> [BRIEF]
Look through the material and copy each line holding "移动台在空闲状态下的小区选择和重选是由".
== DATASET RECORDS ==
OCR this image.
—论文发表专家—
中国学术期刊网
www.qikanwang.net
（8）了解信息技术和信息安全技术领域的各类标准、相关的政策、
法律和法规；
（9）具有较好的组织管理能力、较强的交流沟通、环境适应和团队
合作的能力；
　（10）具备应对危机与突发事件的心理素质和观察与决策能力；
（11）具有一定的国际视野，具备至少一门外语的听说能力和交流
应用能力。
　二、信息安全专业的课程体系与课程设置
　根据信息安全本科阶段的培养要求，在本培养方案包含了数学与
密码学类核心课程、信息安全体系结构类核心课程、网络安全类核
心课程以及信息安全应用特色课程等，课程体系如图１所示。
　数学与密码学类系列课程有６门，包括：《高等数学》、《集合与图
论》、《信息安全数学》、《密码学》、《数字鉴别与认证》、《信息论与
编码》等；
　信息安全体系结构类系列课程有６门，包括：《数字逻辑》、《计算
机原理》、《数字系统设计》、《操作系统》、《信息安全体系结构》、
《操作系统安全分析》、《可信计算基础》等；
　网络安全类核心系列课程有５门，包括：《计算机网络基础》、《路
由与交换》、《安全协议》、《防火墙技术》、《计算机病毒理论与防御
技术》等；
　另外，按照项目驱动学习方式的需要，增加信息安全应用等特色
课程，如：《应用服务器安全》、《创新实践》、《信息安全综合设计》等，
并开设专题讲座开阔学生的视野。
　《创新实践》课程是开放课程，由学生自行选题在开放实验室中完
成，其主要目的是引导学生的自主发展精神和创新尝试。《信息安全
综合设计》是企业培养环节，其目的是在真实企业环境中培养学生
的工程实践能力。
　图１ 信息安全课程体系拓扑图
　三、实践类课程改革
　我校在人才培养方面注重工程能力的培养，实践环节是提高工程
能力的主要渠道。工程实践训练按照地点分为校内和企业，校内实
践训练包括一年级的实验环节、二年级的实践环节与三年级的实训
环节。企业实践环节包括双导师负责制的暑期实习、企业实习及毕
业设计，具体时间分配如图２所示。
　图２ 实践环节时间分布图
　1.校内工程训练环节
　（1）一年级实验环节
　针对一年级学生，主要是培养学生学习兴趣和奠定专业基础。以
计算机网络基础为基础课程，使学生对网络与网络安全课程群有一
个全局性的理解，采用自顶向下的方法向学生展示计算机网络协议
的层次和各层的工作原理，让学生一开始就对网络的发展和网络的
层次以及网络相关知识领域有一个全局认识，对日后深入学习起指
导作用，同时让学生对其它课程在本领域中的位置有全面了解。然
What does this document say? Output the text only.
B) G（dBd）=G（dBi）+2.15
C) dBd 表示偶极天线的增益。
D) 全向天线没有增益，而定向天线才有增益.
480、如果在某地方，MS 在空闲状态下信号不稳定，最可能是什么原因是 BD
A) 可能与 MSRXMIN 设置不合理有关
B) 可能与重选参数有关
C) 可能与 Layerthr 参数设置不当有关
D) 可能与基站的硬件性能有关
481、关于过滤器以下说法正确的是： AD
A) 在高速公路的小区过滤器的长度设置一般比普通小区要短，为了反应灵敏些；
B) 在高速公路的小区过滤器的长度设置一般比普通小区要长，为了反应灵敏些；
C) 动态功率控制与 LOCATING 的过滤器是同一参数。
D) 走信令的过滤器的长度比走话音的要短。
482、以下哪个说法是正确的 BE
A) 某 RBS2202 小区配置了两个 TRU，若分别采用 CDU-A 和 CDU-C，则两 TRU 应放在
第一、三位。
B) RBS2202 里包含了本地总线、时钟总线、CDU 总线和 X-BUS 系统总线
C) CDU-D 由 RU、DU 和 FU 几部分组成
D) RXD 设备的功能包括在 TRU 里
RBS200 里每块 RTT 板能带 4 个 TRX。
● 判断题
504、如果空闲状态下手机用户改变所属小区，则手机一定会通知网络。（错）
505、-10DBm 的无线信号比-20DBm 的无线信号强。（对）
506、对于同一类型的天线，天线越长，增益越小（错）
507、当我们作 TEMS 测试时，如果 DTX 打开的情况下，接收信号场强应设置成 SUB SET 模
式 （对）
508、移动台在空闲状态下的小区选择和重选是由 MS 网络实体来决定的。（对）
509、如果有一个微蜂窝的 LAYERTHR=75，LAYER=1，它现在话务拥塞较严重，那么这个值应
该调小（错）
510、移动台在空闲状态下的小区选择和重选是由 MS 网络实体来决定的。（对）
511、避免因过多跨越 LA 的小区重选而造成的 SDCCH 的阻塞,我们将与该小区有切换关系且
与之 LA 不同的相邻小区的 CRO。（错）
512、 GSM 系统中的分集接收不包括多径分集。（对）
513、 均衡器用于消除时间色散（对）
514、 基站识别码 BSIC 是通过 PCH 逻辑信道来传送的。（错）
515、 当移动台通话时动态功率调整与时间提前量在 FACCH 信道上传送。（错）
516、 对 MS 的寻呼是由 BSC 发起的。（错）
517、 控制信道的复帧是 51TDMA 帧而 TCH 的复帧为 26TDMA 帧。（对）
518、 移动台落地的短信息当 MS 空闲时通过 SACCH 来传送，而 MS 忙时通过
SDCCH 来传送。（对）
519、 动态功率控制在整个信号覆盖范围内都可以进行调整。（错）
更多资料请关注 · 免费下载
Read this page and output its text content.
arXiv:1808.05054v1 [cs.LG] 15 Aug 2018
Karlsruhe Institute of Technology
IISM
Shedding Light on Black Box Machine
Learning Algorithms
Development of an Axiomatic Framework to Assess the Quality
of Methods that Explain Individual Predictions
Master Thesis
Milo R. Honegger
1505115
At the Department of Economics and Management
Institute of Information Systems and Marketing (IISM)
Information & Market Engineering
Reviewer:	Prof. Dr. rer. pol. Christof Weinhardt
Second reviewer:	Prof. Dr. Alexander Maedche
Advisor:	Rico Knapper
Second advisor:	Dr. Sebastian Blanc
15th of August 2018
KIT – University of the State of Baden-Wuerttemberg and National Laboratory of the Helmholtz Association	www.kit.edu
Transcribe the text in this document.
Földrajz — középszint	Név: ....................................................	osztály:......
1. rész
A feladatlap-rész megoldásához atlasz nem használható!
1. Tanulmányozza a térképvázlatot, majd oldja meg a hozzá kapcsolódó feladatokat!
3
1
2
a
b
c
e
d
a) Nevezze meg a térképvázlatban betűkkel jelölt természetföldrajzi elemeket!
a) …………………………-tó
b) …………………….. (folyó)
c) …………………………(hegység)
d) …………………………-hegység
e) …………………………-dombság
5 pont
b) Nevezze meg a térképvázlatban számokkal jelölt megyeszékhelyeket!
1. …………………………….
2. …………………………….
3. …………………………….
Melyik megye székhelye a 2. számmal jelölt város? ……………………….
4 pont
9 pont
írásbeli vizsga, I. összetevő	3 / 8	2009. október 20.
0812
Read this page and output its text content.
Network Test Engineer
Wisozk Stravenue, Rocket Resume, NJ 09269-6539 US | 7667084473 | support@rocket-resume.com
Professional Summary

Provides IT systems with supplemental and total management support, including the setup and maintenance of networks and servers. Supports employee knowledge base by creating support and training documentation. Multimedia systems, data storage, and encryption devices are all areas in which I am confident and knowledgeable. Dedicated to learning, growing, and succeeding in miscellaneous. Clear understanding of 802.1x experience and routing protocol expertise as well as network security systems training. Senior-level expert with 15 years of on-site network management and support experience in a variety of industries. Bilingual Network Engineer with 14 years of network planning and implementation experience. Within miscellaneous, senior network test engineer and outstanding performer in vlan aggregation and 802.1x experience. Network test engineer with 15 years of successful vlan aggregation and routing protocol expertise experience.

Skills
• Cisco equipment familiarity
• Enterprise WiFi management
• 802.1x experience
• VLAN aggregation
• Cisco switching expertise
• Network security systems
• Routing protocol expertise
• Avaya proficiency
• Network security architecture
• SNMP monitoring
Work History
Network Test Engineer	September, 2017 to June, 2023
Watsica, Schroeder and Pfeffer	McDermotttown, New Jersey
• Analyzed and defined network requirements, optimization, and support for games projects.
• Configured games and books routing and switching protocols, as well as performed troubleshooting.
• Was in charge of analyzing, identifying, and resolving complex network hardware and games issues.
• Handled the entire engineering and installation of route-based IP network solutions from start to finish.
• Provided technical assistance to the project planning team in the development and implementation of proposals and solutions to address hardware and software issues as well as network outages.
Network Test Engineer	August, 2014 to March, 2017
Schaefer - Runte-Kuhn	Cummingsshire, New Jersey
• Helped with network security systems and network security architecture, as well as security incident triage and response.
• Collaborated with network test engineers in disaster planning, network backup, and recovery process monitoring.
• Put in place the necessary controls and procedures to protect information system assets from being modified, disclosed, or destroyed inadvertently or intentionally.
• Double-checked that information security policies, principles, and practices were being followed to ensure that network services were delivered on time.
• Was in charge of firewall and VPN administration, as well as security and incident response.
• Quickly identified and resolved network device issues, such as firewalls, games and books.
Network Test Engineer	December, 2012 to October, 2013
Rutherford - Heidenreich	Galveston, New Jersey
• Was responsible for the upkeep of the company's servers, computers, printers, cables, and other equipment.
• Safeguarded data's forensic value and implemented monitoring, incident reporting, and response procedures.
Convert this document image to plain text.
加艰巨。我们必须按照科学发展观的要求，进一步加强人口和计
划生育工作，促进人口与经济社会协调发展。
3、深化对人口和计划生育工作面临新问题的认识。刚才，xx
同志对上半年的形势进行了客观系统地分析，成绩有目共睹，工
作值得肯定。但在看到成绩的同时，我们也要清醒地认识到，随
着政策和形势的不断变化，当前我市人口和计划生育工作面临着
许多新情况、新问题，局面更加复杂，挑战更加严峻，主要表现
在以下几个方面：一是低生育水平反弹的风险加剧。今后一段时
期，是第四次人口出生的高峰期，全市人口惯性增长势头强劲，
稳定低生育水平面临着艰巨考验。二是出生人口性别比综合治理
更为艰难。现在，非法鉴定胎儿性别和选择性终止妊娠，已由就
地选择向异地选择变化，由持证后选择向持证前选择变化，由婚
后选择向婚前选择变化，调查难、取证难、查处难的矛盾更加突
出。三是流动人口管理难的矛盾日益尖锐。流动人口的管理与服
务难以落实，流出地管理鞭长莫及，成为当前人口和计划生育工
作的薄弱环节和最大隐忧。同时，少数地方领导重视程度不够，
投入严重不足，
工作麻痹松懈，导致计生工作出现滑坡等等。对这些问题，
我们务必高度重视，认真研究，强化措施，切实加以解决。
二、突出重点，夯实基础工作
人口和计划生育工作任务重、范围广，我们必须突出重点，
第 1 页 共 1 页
===
> [REPLY]
508、移动台在空闲状态下的小区选择和重选是由 MS 网络实体来决定的。（对）
510、移动台在空闲状态下的小区选择和重选是由 MS 网络实体来决定的。（对）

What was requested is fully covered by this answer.